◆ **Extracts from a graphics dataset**
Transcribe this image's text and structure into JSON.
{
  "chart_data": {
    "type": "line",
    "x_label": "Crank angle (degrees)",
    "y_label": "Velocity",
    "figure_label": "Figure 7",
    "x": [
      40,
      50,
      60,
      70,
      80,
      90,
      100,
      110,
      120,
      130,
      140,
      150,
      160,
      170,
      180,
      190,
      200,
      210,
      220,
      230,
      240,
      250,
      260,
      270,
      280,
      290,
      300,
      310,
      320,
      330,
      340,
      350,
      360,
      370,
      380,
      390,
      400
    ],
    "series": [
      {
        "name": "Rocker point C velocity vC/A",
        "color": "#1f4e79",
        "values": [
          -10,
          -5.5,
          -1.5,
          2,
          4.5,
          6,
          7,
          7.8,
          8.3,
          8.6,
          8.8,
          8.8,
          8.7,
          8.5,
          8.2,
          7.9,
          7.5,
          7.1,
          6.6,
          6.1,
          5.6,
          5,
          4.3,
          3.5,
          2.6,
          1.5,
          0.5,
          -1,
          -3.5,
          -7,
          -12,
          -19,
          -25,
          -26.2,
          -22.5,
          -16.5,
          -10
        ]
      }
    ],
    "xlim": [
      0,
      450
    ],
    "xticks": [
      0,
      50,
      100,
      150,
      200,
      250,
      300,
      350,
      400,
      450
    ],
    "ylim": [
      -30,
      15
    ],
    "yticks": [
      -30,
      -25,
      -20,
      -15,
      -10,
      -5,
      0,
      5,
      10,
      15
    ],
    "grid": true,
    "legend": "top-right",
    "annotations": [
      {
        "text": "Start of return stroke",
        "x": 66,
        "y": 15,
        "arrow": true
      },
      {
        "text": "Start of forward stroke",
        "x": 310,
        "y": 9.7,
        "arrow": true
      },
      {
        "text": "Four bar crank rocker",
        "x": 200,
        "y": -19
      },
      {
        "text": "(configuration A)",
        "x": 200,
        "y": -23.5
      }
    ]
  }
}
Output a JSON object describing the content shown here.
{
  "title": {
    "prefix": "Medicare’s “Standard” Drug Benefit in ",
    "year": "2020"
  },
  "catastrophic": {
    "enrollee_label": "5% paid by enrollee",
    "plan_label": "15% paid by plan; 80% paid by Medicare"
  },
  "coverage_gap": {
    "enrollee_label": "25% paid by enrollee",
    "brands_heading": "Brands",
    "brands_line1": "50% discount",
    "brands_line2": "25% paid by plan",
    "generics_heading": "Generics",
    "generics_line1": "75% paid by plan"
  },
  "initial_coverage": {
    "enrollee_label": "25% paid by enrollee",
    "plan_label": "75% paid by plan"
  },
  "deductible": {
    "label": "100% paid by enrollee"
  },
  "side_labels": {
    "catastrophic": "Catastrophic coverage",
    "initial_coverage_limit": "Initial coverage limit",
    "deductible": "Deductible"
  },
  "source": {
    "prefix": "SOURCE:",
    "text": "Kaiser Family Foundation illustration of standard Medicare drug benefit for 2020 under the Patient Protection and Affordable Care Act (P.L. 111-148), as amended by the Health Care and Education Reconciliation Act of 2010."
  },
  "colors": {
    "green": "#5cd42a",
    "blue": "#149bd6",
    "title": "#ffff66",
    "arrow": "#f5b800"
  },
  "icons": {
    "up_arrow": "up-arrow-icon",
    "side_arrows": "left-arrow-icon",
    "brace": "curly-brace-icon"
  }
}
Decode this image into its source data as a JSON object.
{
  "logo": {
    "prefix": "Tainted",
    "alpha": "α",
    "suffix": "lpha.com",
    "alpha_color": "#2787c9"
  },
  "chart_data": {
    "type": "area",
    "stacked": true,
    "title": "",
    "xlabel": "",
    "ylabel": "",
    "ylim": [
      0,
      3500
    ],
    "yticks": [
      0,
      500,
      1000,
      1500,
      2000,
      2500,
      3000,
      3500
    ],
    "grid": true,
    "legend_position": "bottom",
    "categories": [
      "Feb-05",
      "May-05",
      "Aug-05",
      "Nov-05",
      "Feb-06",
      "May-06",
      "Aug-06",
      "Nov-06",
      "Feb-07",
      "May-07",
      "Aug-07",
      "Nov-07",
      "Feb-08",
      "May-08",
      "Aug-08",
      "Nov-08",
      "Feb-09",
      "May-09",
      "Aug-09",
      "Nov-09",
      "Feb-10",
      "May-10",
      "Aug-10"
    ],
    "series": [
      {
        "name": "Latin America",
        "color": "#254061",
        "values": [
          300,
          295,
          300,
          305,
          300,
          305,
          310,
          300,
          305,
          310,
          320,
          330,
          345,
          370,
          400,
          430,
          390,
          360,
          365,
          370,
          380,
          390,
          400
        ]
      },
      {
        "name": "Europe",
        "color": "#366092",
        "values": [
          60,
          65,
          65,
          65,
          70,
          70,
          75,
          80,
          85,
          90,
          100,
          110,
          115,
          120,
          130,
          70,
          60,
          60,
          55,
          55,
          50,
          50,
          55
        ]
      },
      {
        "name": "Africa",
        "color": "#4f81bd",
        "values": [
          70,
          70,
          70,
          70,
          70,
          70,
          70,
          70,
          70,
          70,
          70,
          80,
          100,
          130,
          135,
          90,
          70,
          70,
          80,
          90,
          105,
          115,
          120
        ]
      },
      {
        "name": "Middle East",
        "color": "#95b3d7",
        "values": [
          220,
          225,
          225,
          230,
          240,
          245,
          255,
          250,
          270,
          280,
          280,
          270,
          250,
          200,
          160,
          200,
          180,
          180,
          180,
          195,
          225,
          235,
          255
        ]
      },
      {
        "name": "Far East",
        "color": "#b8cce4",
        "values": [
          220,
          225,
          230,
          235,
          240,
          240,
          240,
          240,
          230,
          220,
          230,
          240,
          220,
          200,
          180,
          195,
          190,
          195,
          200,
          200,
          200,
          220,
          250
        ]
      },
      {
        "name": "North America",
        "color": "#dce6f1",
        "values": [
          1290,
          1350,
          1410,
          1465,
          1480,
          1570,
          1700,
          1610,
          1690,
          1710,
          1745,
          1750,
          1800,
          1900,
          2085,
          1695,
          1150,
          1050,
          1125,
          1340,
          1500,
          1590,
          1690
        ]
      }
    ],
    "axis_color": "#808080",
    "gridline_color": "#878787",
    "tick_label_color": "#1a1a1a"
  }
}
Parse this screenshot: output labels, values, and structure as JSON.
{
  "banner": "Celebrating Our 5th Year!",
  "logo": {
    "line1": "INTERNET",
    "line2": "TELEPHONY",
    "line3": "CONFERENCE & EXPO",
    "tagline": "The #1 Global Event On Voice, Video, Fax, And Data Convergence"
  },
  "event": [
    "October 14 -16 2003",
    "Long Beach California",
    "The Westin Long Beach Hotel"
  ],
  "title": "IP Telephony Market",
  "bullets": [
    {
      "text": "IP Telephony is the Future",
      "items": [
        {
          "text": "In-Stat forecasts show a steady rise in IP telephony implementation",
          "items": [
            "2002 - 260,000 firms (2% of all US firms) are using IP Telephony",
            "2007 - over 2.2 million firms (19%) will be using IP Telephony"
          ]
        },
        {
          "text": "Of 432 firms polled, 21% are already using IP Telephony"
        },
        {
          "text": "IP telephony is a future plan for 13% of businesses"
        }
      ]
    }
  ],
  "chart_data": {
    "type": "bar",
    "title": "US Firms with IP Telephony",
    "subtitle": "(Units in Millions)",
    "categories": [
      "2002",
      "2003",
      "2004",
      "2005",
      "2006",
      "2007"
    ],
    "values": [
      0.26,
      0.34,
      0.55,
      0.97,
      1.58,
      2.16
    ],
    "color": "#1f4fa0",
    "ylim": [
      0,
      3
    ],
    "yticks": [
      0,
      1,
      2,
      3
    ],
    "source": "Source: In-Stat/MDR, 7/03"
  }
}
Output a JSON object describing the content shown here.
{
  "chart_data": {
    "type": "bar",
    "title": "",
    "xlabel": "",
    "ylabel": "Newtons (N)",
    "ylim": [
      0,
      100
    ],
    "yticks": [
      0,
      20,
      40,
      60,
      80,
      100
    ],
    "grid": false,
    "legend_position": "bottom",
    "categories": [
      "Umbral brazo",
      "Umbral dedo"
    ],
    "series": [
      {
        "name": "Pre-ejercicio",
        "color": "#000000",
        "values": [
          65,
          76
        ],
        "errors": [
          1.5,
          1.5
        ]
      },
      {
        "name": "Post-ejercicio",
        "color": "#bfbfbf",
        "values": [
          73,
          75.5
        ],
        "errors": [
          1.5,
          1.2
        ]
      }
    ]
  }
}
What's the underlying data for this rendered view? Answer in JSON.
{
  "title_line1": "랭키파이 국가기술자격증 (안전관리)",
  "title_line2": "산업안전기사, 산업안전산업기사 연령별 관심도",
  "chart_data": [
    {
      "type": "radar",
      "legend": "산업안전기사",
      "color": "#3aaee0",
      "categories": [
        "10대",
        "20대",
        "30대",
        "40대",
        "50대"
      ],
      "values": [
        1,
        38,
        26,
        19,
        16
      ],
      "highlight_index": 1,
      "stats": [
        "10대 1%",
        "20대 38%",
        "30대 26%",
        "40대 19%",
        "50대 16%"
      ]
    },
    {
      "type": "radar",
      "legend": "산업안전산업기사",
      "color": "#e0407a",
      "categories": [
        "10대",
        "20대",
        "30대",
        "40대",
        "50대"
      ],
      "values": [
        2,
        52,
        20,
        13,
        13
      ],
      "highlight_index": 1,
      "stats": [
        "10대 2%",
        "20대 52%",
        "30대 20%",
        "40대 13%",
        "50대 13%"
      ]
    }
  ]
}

◆ **EXERCISE REQUIREMENTS**
In the entries above, locate every line with the word "plan" and copy it.

◆ **OUTPUT OF THE TASK**
    "plan_label": "15% paid by plan; 80% paid by Medicare"
    "brands_line2": "25% paid by plan",
    "generics_line1": "75% paid by plan"
    "plan_label": "75% paid by plan"
          "text": "IP telephony is a future plan for 13% of businesses"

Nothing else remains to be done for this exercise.